▸ **Exercise brief**
Go through the listing and copy every line word for word.

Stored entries

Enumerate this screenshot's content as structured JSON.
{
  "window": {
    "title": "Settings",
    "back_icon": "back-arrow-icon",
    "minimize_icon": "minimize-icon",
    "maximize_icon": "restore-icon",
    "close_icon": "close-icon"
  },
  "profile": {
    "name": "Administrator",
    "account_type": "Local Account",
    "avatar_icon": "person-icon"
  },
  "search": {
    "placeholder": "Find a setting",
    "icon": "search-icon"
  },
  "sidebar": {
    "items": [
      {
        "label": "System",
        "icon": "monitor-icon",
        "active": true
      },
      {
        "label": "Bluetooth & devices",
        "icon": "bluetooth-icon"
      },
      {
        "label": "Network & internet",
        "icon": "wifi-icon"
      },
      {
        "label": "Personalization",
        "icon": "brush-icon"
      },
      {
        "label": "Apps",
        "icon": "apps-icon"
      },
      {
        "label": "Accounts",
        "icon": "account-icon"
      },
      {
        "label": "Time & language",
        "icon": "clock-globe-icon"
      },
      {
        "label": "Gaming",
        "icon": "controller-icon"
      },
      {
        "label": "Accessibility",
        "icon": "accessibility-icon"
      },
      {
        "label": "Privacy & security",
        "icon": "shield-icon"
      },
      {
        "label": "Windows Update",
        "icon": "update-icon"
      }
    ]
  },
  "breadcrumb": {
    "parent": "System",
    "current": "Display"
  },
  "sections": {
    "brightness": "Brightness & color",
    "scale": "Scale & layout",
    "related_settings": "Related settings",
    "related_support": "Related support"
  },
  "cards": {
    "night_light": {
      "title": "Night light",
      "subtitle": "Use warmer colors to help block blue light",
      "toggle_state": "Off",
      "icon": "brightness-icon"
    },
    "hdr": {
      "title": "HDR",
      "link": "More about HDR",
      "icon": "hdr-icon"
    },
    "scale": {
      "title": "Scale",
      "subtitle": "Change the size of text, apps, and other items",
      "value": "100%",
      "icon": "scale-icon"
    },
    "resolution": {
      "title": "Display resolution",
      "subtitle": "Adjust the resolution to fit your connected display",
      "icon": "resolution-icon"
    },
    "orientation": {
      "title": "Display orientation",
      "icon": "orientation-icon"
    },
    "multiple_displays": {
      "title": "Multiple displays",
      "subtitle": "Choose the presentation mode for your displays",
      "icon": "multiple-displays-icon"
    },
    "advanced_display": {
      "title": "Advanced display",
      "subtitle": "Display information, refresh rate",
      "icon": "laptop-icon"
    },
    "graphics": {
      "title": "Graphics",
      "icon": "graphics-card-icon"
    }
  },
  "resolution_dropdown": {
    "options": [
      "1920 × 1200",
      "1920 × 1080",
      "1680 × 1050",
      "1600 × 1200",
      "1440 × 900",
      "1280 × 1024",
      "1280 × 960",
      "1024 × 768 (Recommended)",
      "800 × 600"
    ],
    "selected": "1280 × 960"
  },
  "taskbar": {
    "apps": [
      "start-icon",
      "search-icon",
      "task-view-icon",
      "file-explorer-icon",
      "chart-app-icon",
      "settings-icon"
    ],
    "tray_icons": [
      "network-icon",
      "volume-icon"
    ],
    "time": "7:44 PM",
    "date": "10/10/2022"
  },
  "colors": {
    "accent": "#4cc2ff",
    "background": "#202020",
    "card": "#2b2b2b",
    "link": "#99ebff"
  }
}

▸ **Task output**
Enumerate this screenshot's content as structured JSON.
{
  "window": {
    "title": "Settings",
    "back_icon": "back-arrow-icon",
    "minimize_icon": "minimize-icon",
    "maximize_icon": "restore-icon",
    "close_icon": "close-icon"
  },
  "profile": {
    "name": "Administrator",
    "account_type": "Local Account",
    "avatar_icon": "person-icon"
  },
  "search": {
    "placeholder": "Find a setting",
    "icon": "search-icon"
  },
  "sidebar": {
    "items": [
      {
        "label": "System",
        "icon": "monitor-icon",
        "active": true
      },
      {
        "label": "Bluetooth & devices",
        "icon": "bluetooth-icon"
      },
      {
        "label": "Network & internet",
        "icon": "wifi-icon"
      },
      {
        "label": "Personalization",
        "icon": "brush-icon"
      },
      {
        "label": "Apps",
        "icon": "apps-icon"
      },
      {
        "label": "Accounts",
        "icon": "account-icon"
      },
      {
        "label": "Time & language",
        "icon": "clock-globe-icon"
      },
      {
        "label": "Gaming",
        "icon": "controller-icon"
      },
      {
        "label": "Accessibility",
        "icon": "accessibility-icon"
      },
      {
        "label": "Privacy & security",
        "icon": "shield-icon"
      },
      {
        "label": "Windows Update",
        "icon": "update-icon"
      }
    ]
  },
  "breadcrumb": {
    "parent": "System",
    "current": "Display"
  },
  "sections": {
    "brightness": "Brightness & color",
    "scale": "Scale & layout",
    "related_settings": "Related settings",
    "related_support": "Related support"
  },
  "cards": {
    "night_light": {
      "title": "Night light",
      "subtitle": "Use warmer colors to help block blue light",
      "toggle_state": "Off",
      "icon": "brightness-icon"
    },
    "hdr": {
      "title": "HDR",
      "link": "More about HDR",
      "icon": "hdr-icon"
    },
    "scale": {
      "title": "Scale",
      "subtitle": "Change the size of text, apps, and other items",
      "value": "100%",
      "icon": "scale-icon"
    },
    "resolution": {
      "title": "Display resolution",
      "subtitle": "Adjust the resolution to fit your connected display",
      "icon": "resolution-icon"
    },
    "orientation": {
      "title": "Display orientation",
      "icon": "orientation-icon"
    },
    "multiple_displays": {
      "title": "Multiple displays",
      "subtitle": "Choose the presentation mode for your displays",
      "icon": "multiple-displays-icon"
    },
    "advanced_display": {
      "title": "Advanced display",
      "subtitle": "Display information, refresh rate",
      "icon": "laptop-icon"
    },
    "graphics": {
      "title": "Graphics",
      "icon": "graphics-card-icon"
    }
  },
  "resolution_dropdown": {
    "options": [
      "1920 × 1200",
      "1920 × 1080",
      "1680 × 1050",
      "1600 × 1200",
      "1440 × 900",
      "1280 × 1024",
      "1280 × 960",
      "1024 × 768 (Recommended)",
      "800 × 600"
    ],
    "selected": "1280 × 960"
  },
  "taskbar": {
    "apps": [
      "start-icon",
      "search-icon",
      "task-view-icon",
      "file-explorer-icon",
      "chart-app-icon",
      "settings-icon"
    ],
    "tray_icons": [
      "network-icon",
      "volume-icon"
    ],
    "time": "7:44 PM",
    "date": "10/10/2022"
  },
  "colors": {
    "accent": "#4cc2ff",
    "background": "#202020",
    "card": "#2b2b2b",
    "link": "#99ebff"
  }
}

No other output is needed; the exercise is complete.